### Material to process
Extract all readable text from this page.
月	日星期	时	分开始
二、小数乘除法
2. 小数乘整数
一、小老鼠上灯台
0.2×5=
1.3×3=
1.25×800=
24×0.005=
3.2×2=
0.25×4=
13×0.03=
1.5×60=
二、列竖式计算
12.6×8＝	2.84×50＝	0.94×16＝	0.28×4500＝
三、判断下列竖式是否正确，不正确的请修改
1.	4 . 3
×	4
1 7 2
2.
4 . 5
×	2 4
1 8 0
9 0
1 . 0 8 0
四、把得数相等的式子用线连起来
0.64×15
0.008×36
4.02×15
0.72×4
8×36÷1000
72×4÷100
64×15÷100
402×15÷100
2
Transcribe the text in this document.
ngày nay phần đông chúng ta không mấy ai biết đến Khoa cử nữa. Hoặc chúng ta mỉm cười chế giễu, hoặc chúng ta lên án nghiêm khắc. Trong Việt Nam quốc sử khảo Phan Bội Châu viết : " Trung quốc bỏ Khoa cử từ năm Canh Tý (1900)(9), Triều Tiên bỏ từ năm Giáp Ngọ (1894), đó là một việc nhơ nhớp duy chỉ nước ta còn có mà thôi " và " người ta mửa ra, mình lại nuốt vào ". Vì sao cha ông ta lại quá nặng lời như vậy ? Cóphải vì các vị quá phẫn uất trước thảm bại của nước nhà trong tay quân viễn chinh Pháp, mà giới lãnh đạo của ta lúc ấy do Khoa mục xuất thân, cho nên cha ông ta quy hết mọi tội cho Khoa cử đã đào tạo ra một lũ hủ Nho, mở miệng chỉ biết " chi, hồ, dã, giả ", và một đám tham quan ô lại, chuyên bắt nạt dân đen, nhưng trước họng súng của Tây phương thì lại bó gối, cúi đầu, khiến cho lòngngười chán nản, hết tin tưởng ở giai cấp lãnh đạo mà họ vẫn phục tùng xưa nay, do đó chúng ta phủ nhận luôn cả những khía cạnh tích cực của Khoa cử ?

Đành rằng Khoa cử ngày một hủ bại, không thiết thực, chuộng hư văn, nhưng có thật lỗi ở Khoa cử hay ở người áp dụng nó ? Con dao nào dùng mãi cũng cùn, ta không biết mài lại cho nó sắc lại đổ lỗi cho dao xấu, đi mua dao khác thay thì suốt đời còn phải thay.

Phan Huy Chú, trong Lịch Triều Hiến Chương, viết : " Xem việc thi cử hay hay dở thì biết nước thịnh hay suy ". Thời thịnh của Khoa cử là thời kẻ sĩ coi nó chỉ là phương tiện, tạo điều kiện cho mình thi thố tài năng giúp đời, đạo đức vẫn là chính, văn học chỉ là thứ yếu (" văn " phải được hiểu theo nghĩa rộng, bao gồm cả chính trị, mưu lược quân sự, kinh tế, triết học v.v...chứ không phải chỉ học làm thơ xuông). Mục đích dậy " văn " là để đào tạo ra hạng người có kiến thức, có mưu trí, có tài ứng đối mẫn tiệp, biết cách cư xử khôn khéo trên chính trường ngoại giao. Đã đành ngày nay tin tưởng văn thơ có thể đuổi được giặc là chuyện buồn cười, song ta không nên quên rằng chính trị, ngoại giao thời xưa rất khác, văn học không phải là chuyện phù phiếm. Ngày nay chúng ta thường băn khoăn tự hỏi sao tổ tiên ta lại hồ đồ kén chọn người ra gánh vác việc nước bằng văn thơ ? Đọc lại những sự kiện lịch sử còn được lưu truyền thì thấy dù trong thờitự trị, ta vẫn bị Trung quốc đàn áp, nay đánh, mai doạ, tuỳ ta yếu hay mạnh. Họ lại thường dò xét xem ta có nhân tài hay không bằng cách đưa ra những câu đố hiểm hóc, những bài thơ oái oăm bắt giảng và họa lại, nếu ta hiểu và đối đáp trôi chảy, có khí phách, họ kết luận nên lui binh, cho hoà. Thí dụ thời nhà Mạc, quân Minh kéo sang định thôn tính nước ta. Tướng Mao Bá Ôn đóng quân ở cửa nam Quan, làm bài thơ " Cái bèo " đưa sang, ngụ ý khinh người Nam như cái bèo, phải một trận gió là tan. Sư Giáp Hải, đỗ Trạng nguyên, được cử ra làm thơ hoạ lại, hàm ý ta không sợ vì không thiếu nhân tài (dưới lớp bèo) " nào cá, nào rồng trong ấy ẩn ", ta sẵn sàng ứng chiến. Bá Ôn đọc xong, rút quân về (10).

### Stated goal
Working from the entries above, return all lines that contain "text".

### Response to this task
Extract all readable text from this page.
Transcribe the text in this document.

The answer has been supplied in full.